#### PROVIDED PASSAGE
Lawyers often struggle trying to come up with novel legal
strategies to help their clients achieve their aims. However there must be some sort of award for creative
advocacy for the lawyers at Irell & Manella who represented Naruto, the now‑famous
macaque from Indonesia in the so‑called "monkey selfie" case. As anyone who follows this knows, Naruto is
the animal who used photographer David Slater's camera to take several
well-executed self-portraits. Slater, a
nature photographer understandably exploited the photographs, causing Naruto, or rather PETA on Naruto's
supposed behalf, to file suit to assert
a copyright in the work.
It is a
funny question but it does make one think about fundamental issues underlying
copyright law. One of the examples I always
use when I teach copyright law is to ask students to explain why photographs
are capable of copyright protection. The
answer must always depend on whether or not the image in question contains a
sufficient amount of originality. If a
monkey presses the button on a camera, is that an act of original expression? (See also the "monkey typewriter theory
hypothesis theorem" i.e. any monkey
with a typewriter …).

#### TASKS TO COMPLETE
1. In the monkey selfie passage, what led to the lawsuit being filed? Answer in one to three sentences.
2. Put this sentence from the monkey selfie passage into Spanish: "If a monkey presses the button on a camera, is that an act of original expression?"
3. Name every person, animal, law firm and organization that the monkey selfie passage mentions by name. Leave out places.
None of the items are needed for this work.

#### SUPPLIED ENTRIES
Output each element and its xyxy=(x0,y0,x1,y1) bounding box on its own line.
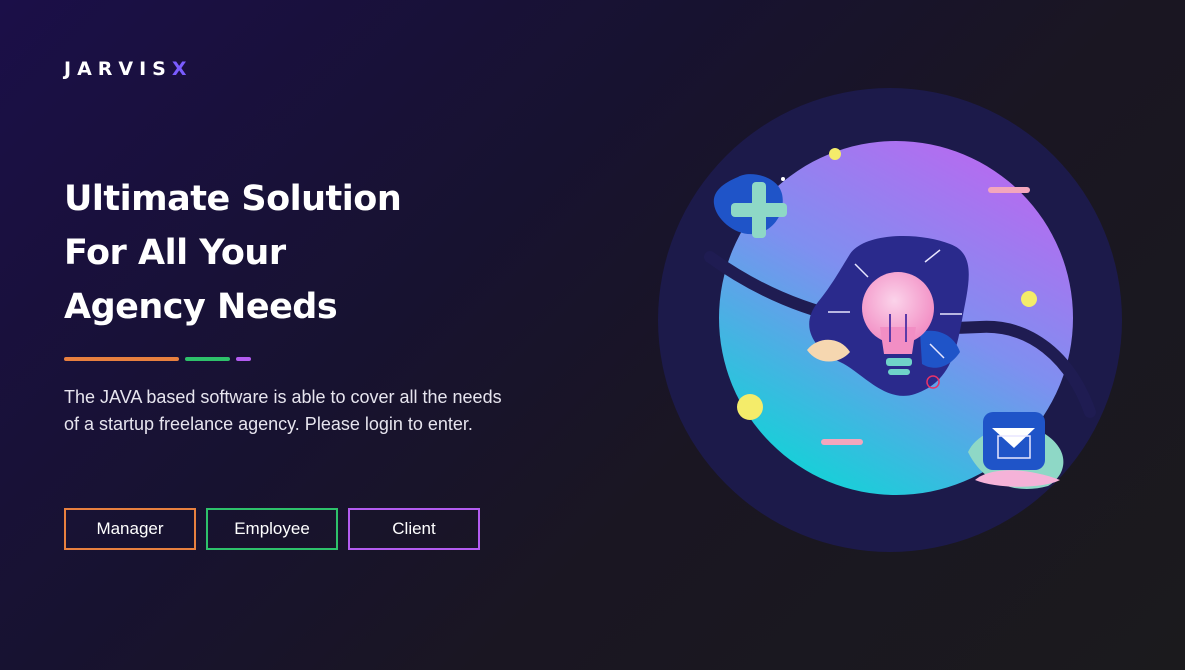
brand-logo: JARVISX xyxy=(64,58,193,80)
accent-bar-green xyxy=(185,357,230,361)
yellow-dot xyxy=(737,394,763,420)
yellow-dot xyxy=(1021,291,1037,307)
headline-line-1: Ultimate Solution xyxy=(64,179,402,219)
brand-name: JARVIS xyxy=(64,58,172,80)
accent-bar-orange xyxy=(64,357,179,361)
pink-dash xyxy=(988,187,1030,193)
brand-suffix: X xyxy=(171,58,193,80)
accent-bar-purple xyxy=(236,357,251,361)
pink-dash xyxy=(821,439,863,445)
employee-login-button[interactable]: Employee xyxy=(206,508,338,550)
hero-illustration xyxy=(658,88,1122,552)
hero-headline: Ultimate Solution For All Your Agency Ne… xyxy=(64,172,544,334)
yellow-dot xyxy=(829,148,841,160)
headline-line-2: For All Your xyxy=(64,233,286,273)
client-login-button[interactable]: Client xyxy=(348,508,480,550)
hero-description: The JAVA based software is able to cover… xyxy=(64,387,502,434)
headline-line-3: Agency Needs xyxy=(64,287,338,327)
manager-login-button[interactable]: Manager xyxy=(64,508,196,550)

#### RESPONSES TO THE TASKS
1. David Slater, a nature photographer, exploited the photographs that Naruto took with his camera. That led PETA, acting on Naruto's supposed behalf, to file suit to assert a copyright in the work.

2. Si un mono presiona el botón de una cámara, ¿es eso un acto de expresión original?

3. Irell & Manella, Naruto, David Slater, PETA